▶ **Instructions for the task**: For the records below, say how many lines contain the string "Santi". Give the number only.

===

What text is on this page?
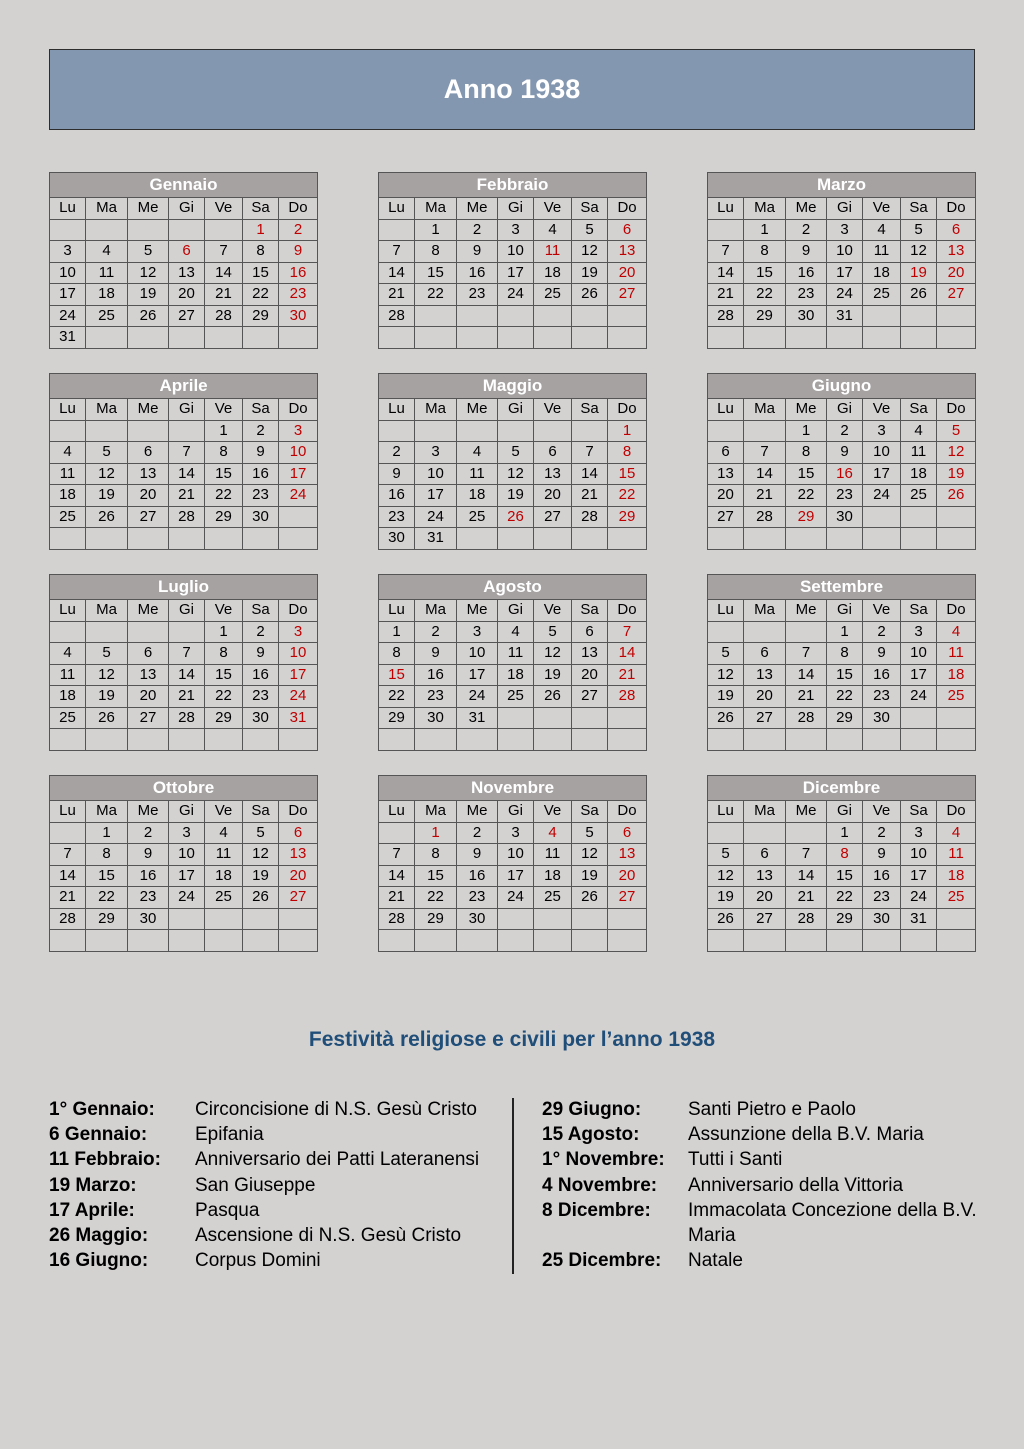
Anno 1938
Gennaio						
Lu	Ma	Me	Gi	Ve	Sa	Do
					1	2
3	4	5	6	7	8	9
10	11	12	13	14	15	16
17	18	19	20	21	22	23
24	25	26	27	28	29	30
31						
Febbraio						
Lu	Ma	Me	Gi	Ve	Sa	Do
	1	2	3	4	5	6
7	8	9	10	11	12	13
14	15	16	17	18	19	20
21	22	23	24	25	26	27
28						

Marzo						
Lu	Ma	Me	Gi	Ve	Sa	Do
	1	2	3	4	5	6
7	8	9	10	11	12	13
14	15	16	17	18	19	20
21	22	23	24	25	26	27
28	29	30	31			

Aprile						
Lu	Ma	Me	Gi	Ve	Sa	Do
				1	2	3
4	5	6	7	8	9	10
11	12	13	14	15	16	17
18	19	20	21	22	23	24
25	26	27	28	29	30	

Maggio						
Lu	Ma	Me	Gi	Ve	Sa	Do
						1
2	3	4	5	6	7	8
9	10	11	12	13	14	15
16	17	18	19	20	21	22
23	24	25	26	27	28	29
30	31					
Giugno						
Lu	Ma	Me	Gi	Ve	Sa	Do
		1	2	3	4	5
6	7	8	9	10	11	12
13	14	15	16	17	18	19
20	21	22	23	24	25	26
27	28	29	30			

Luglio						
Lu	Ma	Me	Gi	Ve	Sa	Do
				1	2	3
4	5	6	7	8	9	10
11	12	13	14	15	16	17
18	19	20	21	22	23	24
25	26	27	28	29	30	31

Agosto						
Lu	Ma	Me	Gi	Ve	Sa	Do
1	2	3	4	5	6	7
8	9	10	11	12	13	14
15	16	17	18	19	20	21
22	23	24	25	26	27	28
29	30	31				

Settembre						
Lu	Ma	Me	Gi	Ve	Sa	Do
			1	2	3	4
5	6	7	8	9	10	11
12	13	14	15	16	17	18
19	20	21	22	23	24	25
26	27	28	29	30		

Ottobre						
Lu	Ma	Me	Gi	Ve	Sa	Do
	1	2	3	4	5	6
7	8	9	10	11	12	13
14	15	16	17	18	19	20
21	22	23	24	25	26	27
28	29	30				

Novembre						
Lu	Ma	Me	Gi	Ve	Sa	Do
	1	2	3	4	5	6
7	8	9	10	11	12	13
14	15	16	17	18	19	20
21	22	23	24	25	26	27
28	29	30				

Dicembre						
Lu	Ma	Me	Gi	Ve	Sa	Do
			1	2	3	4
5	6	7	8	9	10	11
12	13	14	15	16	17	18
19	20	21	22	23	24	25
26	27	28	29	30	31	

Festività religiose e civili per l’anno 1938
1° Gennaio:	Circoncisione di N.S. Gesù Cristo
6 Gennaio:	Epifania
11 Febbraio:	Anniversario dei Patti Lateranensi
19 Marzo:	San Giuseppe
17 Aprile:	Pasqua
26 Maggio:	Ascensione di N.S. Gesù Cristo
16 Giugno:	Corpus Domini
29 Giugno:	Santi Pietro e Paolo
15 Agosto:	Assunzione della B.V. Maria
1° Novembre:	Tutti i Santi
4 Novembre:	Anniversario della Vittoria
8 Dicembre:	Immacolata Concezione della B.V. Maria
25 Dicembre:	Natale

===

▶ **Solved exercise**: 2